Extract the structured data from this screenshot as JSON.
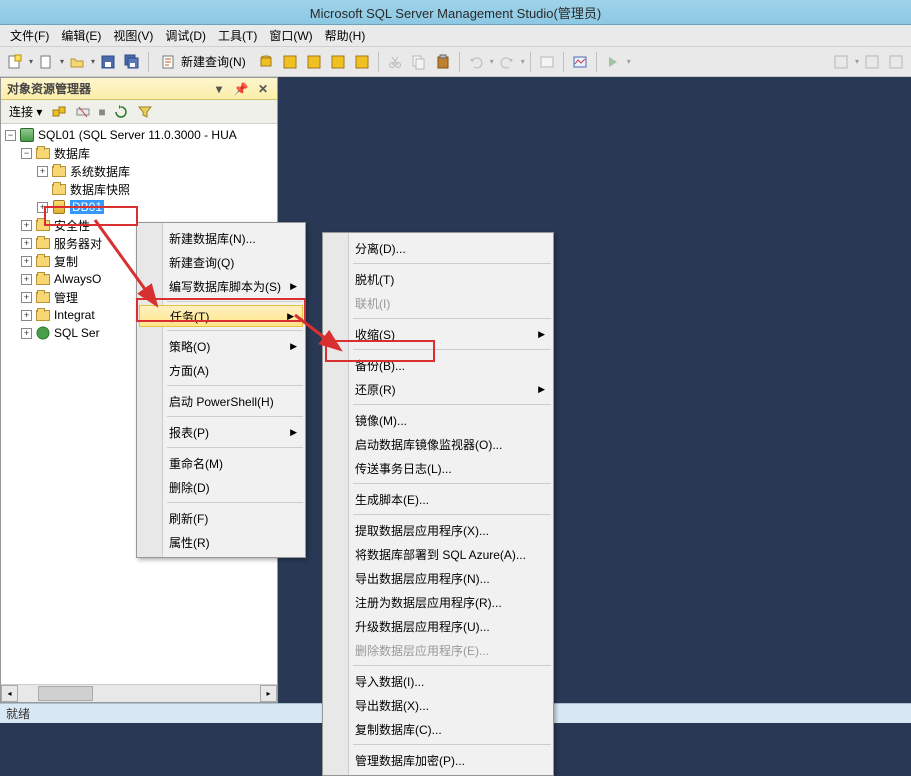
{
  "title": "Microsoft SQL Server Management Studio(管理员)",
  "menubar": [
    "文件(F)",
    "编辑(E)",
    "视图(V)",
    "调试(D)",
    "工具(T)",
    "窗口(W)",
    "帮助(H)"
  ],
  "toolbar": {
    "new_query": "新建查询(N)"
  },
  "panel": {
    "title": "对象资源管理器",
    "connect_label": "连接",
    "root": "SQL01 (SQL Server 11.0.3000 - HUA",
    "folders": {
      "databases": "数据库",
      "sysdb": "系统数据库",
      "snapshots": "数据库快照",
      "db01": "DB01",
      "security": "安全性",
      "server_objects": "服务器对",
      "replication": "复制",
      "alwayson": "AlwaysO",
      "management": "管理",
      "integration": "Integrat",
      "sql_server": "SQL Ser"
    }
  },
  "context_menu_1": {
    "new_database": "新建数据库(N)...",
    "new_query": "新建查询(Q)",
    "script_db_as": "编写数据库脚本为(S)",
    "tasks": "任务(T)",
    "policies": "策略(O)",
    "facets": "方面(A)",
    "powershell": "启动 PowerShell(H)",
    "reports": "报表(P)",
    "rename": "重命名(M)",
    "delete": "删除(D)",
    "refresh": "刷新(F)",
    "properties": "属性(R)"
  },
  "context_menu_2": {
    "detach": "分离(D)...",
    "offline": "脱机(T)",
    "online": "联机(I)",
    "shrink": "收缩(S)",
    "backup": "备份(B)...",
    "restore": "还原(R)",
    "mirror": "镜像(M)...",
    "launch_mirror_monitor": "启动数据库镜像监视器(O)...",
    "ship_tx_logs": "传送事务日志(L)...",
    "gen_scripts": "生成脚本(E)...",
    "extract_dta": "提取数据层应用程序(X)...",
    "deploy_azure": "将数据库部署到 SQL Azure(A)...",
    "export_dta": "导出数据层应用程序(N)...",
    "register_dta": "注册为数据层应用程序(R)...",
    "upgrade_dta": "升级数据层应用程序(U)...",
    "delete_dta": "删除数据层应用程序(E)...",
    "import_data": "导入数据(I)...",
    "export_data": "导出数据(X)...",
    "copy_db": "复制数据库(C)...",
    "manage_encrypt": "管理数据库加密(P)..."
  },
  "status": {
    "ready": "就绪"
  }
}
◆ ◆ ◆ ◆ ◆
WRITTEN PROBLEM =>
Output the entries above exactly. Drop the pictures.

EXPECTED ANSWER =>
Extract the structured data from this screenshot as JSON.
{
  "title": "Microsoft SQL Server Management Studio(管理员)",
  "menubar": [
    "文件(F)",
    "编辑(E)",
    "视图(V)",
    "调试(D)",
    "工具(T)",
    "窗口(W)",
    "帮助(H)"
  ],
  "toolbar": {
    "new_query": "新建查询(N)"
  },
  "panel": {
    "title": "对象资源管理器",
    "connect_label": "连接",
    "root": "SQL01 (SQL Server 11.0.3000 - HUA",
    "folders": {
      "databases": "数据库",
      "sysdb": "系统数据库",
      "snapshots": "数据库快照",
      "db01": "DB01",
      "security": "安全性",
      "server_objects": "服务器对",
      "replication": "复制",
      "alwayson": "AlwaysO",
      "management": "管理",
      "integration": "Integrat",
      "sql_server": "SQL Ser"
    }
  },
  "context_menu_1": {
    "new_database": "新建数据库(N)...",
    "new_query": "新建查询(Q)",
    "script_db_as": "编写数据库脚本为(S)",
    "tasks": "任务(T)",
    "policies": "策略(O)",
    "facets": "方面(A)",
    "powershell": "启动 PowerShell(H)",
    "reports": "报表(P)",
    "rename": "重命名(M)",
    "delete": "删除(D)",
    "refresh": "刷新(F)",
    "properties": "属性(R)"
  },
  "context_menu_2": {
    "detach": "分离(D)...",
    "offline": "脱机(T)",
    "online": "联机(I)",
    "shrink": "收缩(S)",
    "backup": "备份(B)...",
    "restore": "还原(R)",
    "mirror": "镜像(M)...",
    "launch_mirror_monitor": "启动数据库镜像监视器(O)...",
    "ship_tx_logs": "传送事务日志(L)...",
    "gen_scripts": "生成脚本(E)...",
    "extract_dta": "提取数据层应用程序(X)...",
    "deploy_azure": "将数据库部署到 SQL Azure(A)...",
    "export_dta": "导出数据层应用程序(N)...",
    "register_dta": "注册为数据层应用程序(R)...",
    "upgrade_dta": "升级数据层应用程序(U)...",
    "delete_dta": "删除数据层应用程序(E)...",
    "import_data": "导入数据(I)...",
    "export_data": "导出数据(X)...",
    "copy_db": "复制数据库(C)...",
    "manage_encrypt": "管理数据库加密(P)..."
  },
  "status": {
    "ready": "就绪"
  }
}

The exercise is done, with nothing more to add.